> Your goal
Write out every entry exactly as given, but omit the pictures.

> Provided entries
---

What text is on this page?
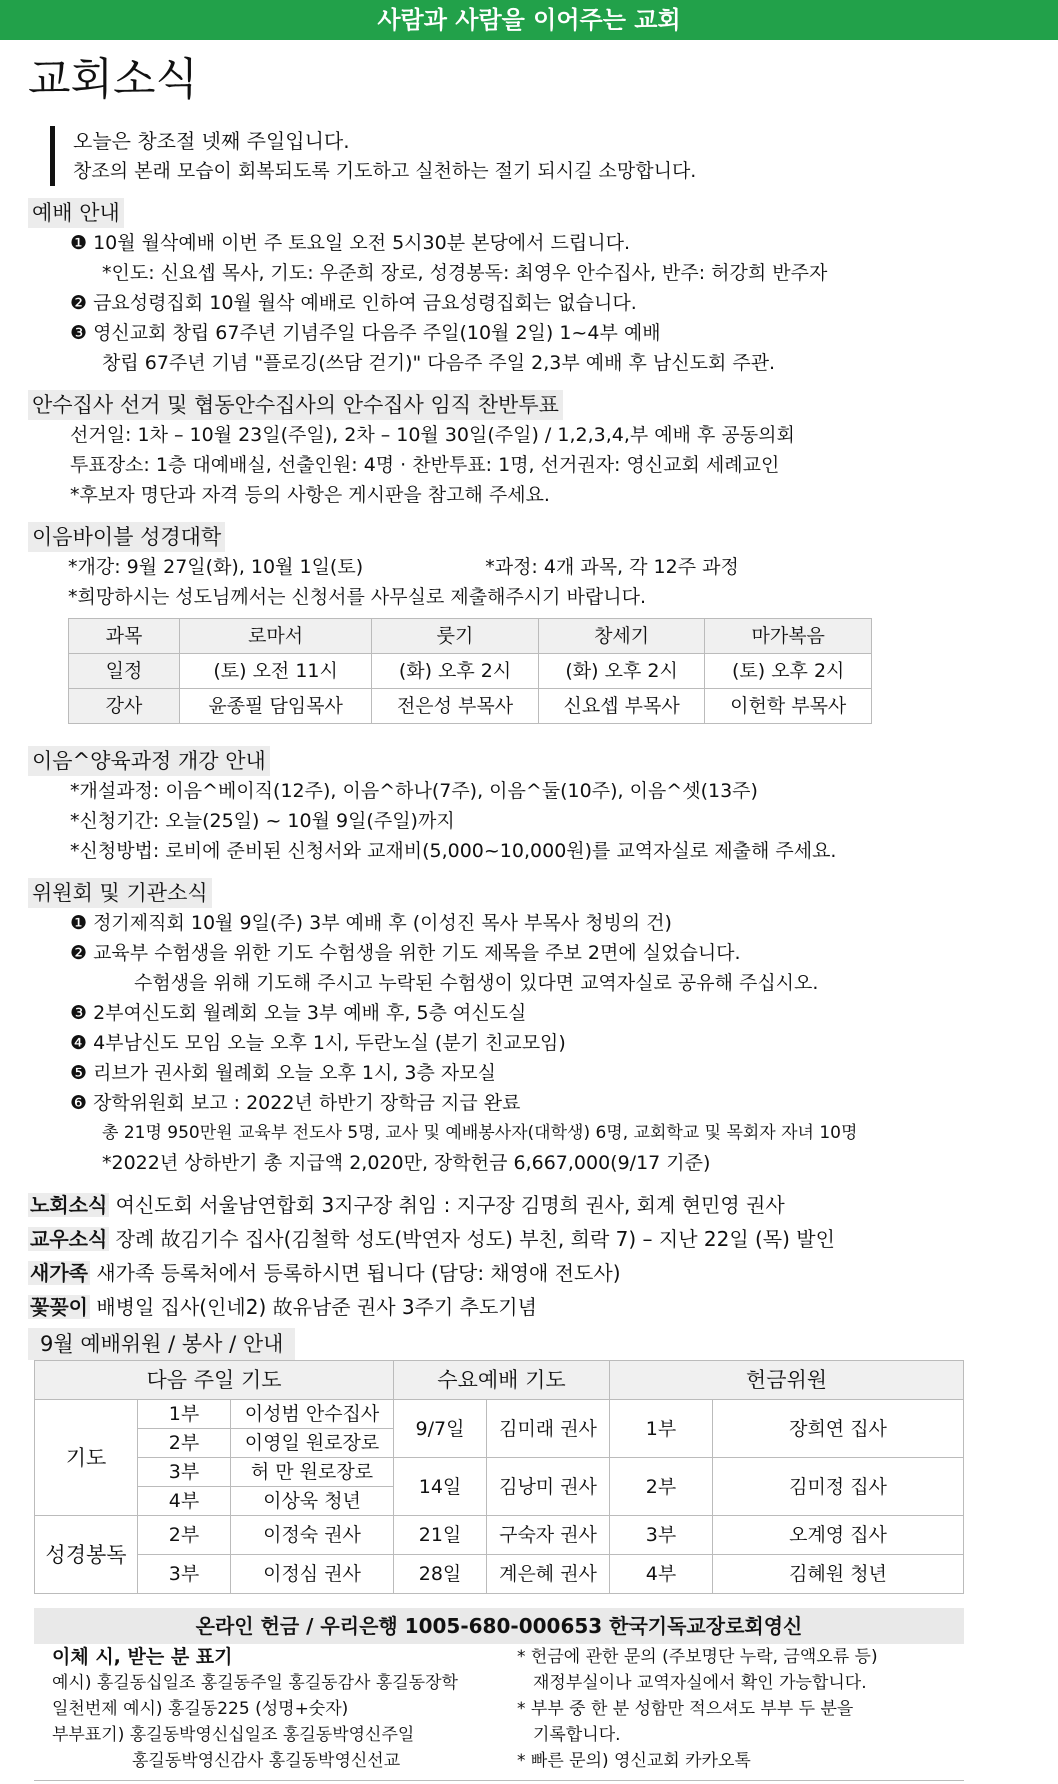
사람과 사람을 이어주는 교회
교회소식
오늘은 창조절 넷째 주일입니다.
창조의 본래 모습이 회복되도록 기도하고 실천하는 절기 되시길 소망합니다.
예배 안내
❶ 10월 월삭예배 이번 주 토요일 오전 5시30분 본당에서 드립니다.
*인도: 신요셉 목사, 기도: 우준희 장로, 성경봉독: 최영우 안수집사, 반주: 허강희 반주자
❷ 금요성령집회 10월 월삭 예배로 인하여 금요성령집회는 없습니다.
❸ 영신교회 창립 67주년 기념주일 다음주 주일(10월 2일) 1~4부 예배
창립 67주년 기념 "플로깅(쓰담 걷기)" 다음주 주일 2,3부 예배 후 남신도회 주관.
안수집사 선거 및 협동안수집사의 안수집사 임직 찬반투표
선거일: 1차 – 10월 23일(주일), 2차 – 10월 30일(주일) / 1,2,3,4,부 예배 후 공동의회
투표장소: 1층 대예배실, 선출인원: 4명 · 찬반투표: 1명, 선거권자: 영신교회 세례교인
*후보자 명단과 자격 등의 사항은 게시판을 참고해 주세요.
이음바이블 성경대학
*개강: 9월 27일(화), 10월 1일(토)	*과정: 4개 과목, 각 12주 과정
*희망하시는 성도님께서는 신청서를 사무실로 제출해주시기 바랍니다.
과목	로마서	룻기	창세기	마가복음
일정	(토) 오전 11시	(화) 오후 2시	(화) 오후 2시	(토) 오후 2시
강사	윤종필 담임목사	전은성 부목사	신요셉 부목사	이헌학 부목사
이음^양육과정 개강 안내
*개설과정: 이음^베이직(12주), 이음^하나(7주), 이음^둘(10주), 이음^셋(13주)
*신청기간: 오늘(25일) ~ 10월 9일(주일)까지
*신청방법: 로비에 준비된 신청서와 교재비(5,000~10,000원)를 교역자실로 제출해 주세요.
위원회 및 기관소식
❶ 정기제직회 10월 9일(주) 3부 예배 후 (이성진 목사 부목사 청빙의 건)
❷ 교육부 수험생을 위한 기도 수험생을 위한 기도 제목을 주보 2면에 실었습니다.
수험생을 위해 기도해 주시고 누락된 수험생이 있다면 교역자실로 공유해 주십시오.
❸ 2부여신도회 월례회 오늘 3부 예배 후, 5층 여신도실
❹ 4부남신도 모임 오늘 오후 1시, 두란노실 (분기 친교모임)
❺ 리브가 권사회 월례회 오늘 오후 1시, 3층 자모실
❻ 장학위원회 보고 : 2022년 하반기 장학금 지급 완료
총 21명 950만원 교육부 전도사 5명, 교사 및 예배봉사자(대학생) 6명, 교회학교 및 목회자 자녀 10명
*2022년 상하반기 총 지급액 2,020만, 장학헌금 6,667,000(9/17 기준)
노회소식 여신도회 서울남연합회 3지구장 취임 : 지구장 김명희 권사, 회계 현민영 권사
교우소식 장례 故김기수 집사(김철학 성도(박연자 성도) 부친, 희락 7) – 지난 22일 (목) 발인
새가족 새가족 등록처에서 등록하시면 됩니다 (담당: 채영애 전도사)
꽃꽂이 배병일 집사(인네2) 故유남준 권사 3주기 추도기념
9월 예배위원 / 봉사 / 안내
다음 주일 기도			수요예배 기도		헌금위원	
기도	1부	이성범 안수집사	9/7일	김미래 권사	1부	장희연 집사
	2부	이영일 원로장로				
	3부	허 만 원로장로	14일	김낭미 권사	2부	김미정 집사
	4부	이상욱 청년				
성경봉독	2부	이정숙 권사	21일	구숙자 권사	3부	오계영 집사
	3부	이정심 권사	28일	계은혜 권사	4부	김혜원 청년
온라인 헌금 / 우리은행 1005-680-000653 한국기독교장로회영신
이체 시, 받는 분 표기
예시) 홍길동십일조 홍길동주일 홍길동감사 홍길동장학
일천번제 예시) 홍길동225 (성명+숫자)
부부표기) 홍길동박영신십일조 홍길동박영신주일
홍길동박영신감사 홍길동박영신선교
* 헌금에 관한 문의 (주보명단 누락, 금액오류 등)
재정부실이나 교역자실에서 확인 가능합니다.
* 부부 중 한 분 성함만 적으셔도 부부 두 분을
기록합니다.
* 빠른 문의) 영신교회 카카오톡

---

> Completed exercise
What text is on this page?
사람과 사람을 이어주는 교회
교회소식
오늘은 창조절 넷째 주일입니다.
창조의 본래 모습이 회복되도록 기도하고 실천하는 절기 되시길 소망합니다.
예배 안내
❶ 10월 월삭예배 이번 주 토요일 오전 5시30분 본당에서 드립니다.
*인도: 신요셉 목사, 기도: 우준희 장로, 성경봉독: 최영우 안수집사, 반주: 허강희 반주자
❷ 금요성령집회 10월 월삭 예배로 인하여 금요성령집회는 없습니다.
❸ 영신교회 창립 67주년 기념주일 다음주 주일(10월 2일) 1~4부 예배
창립 67주년 기념 "플로깅(쓰담 걷기)" 다음주 주일 2,3부 예배 후 남신도회 주관.
안수집사 선거 및 협동안수집사의 안수집사 임직 찬반투표
선거일: 1차 – 10월 23일(주일), 2차 – 10월 30일(주일) / 1,2,3,4,부 예배 후 공동의회
투표장소: 1층 대예배실, 선출인원: 4명 · 찬반투표: 1명, 선거권자: 영신교회 세례교인
*후보자 명단과 자격 등의 사항은 게시판을 참고해 주세요.
이음바이블 성경대학
*개강: 9월 27일(화), 10월 1일(토)	*과정: 4개 과목, 각 12주 과정
*희망하시는 성도님께서는 신청서를 사무실로 제출해주시기 바랍니다.
과목	로마서	룻기	창세기	마가복음
일정	(토) 오전 11시	(화) 오후 2시	(화) 오후 2시	(토) 오후 2시
강사	윤종필 담임목사	전은성 부목사	신요셉 부목사	이헌학 부목사
이음^양육과정 개강 안내
*개설과정: 이음^베이직(12주), 이음^하나(7주), 이음^둘(10주), 이음^셋(13주)
*신청기간: 오늘(25일) ~ 10월 9일(주일)까지
*신청방법: 로비에 준비된 신청서와 교재비(5,000~10,000원)를 교역자실로 제출해 주세요.
위원회 및 기관소식
❶ 정기제직회 10월 9일(주) 3부 예배 후 (이성진 목사 부목사 청빙의 건)
❷ 교육부 수험생을 위한 기도 수험생을 위한 기도 제목을 주보 2면에 실었습니다.
수험생을 위해 기도해 주시고 누락된 수험생이 있다면 교역자실로 공유해 주십시오.
❸ 2부여신도회 월례회 오늘 3부 예배 후, 5층 여신도실
❹ 4부남신도 모임 오늘 오후 1시, 두란노실 (분기 친교모임)
❺ 리브가 권사회 월례회 오늘 오후 1시, 3층 자모실
❻ 장학위원회 보고 : 2022년 하반기 장학금 지급 완료
총 21명 950만원 교육부 전도사 5명, 교사 및 예배봉사자(대학생) 6명, 교회학교 및 목회자 자녀 10명
*2022년 상하반기 총 지급액 2,020만, 장학헌금 6,667,000(9/17 기준)
노회소식 여신도회 서울남연합회 3지구장 취임 : 지구장 김명희 권사, 회계 현민영 권사
교우소식 장례 故김기수 집사(김철학 성도(박연자 성도) 부친, 희락 7) – 지난 22일 (목) 발인
새가족 새가족 등록처에서 등록하시면 됩니다 (담당: 채영애 전도사)
꽃꽂이 배병일 집사(인네2) 故유남준 권사 3주기 추도기념
9월 예배위원 / 봉사 / 안내
다음 주일 기도			수요예배 기도		헌금위원	
기도	1부	이성범 안수집사	9/7일	김미래 권사	1부	장희연 집사
	2부	이영일 원로장로				
	3부	허 만 원로장로	14일	김낭미 권사	2부	김미정 집사
	4부	이상욱 청년				
성경봉독	2부	이정숙 권사	21일	구숙자 권사	3부	오계영 집사
	3부	이정심 권사	28일	계은혜 권사	4부	김혜원 청년
온라인 헌금 / 우리은행 1005-680-000653 한국기독교장로회영신
이체 시, 받는 분 표기
예시) 홍길동십일조 홍길동주일 홍길동감사 홍길동장학
일천번제 예시) 홍길동225 (성명+숫자)
부부표기) 홍길동박영신십일조 홍길동박영신주일
홍길동박영신감사 홍길동박영신선교
* 헌금에 관한 문의 (주보명단 누락, 금액오류 등)
재정부실이나 교역자실에서 확인 가능합니다.
* 부부 중 한 분 성함만 적으셔도 부부 두 분을
기록합니다.
* 빠른 문의) 영신교회 카카오톡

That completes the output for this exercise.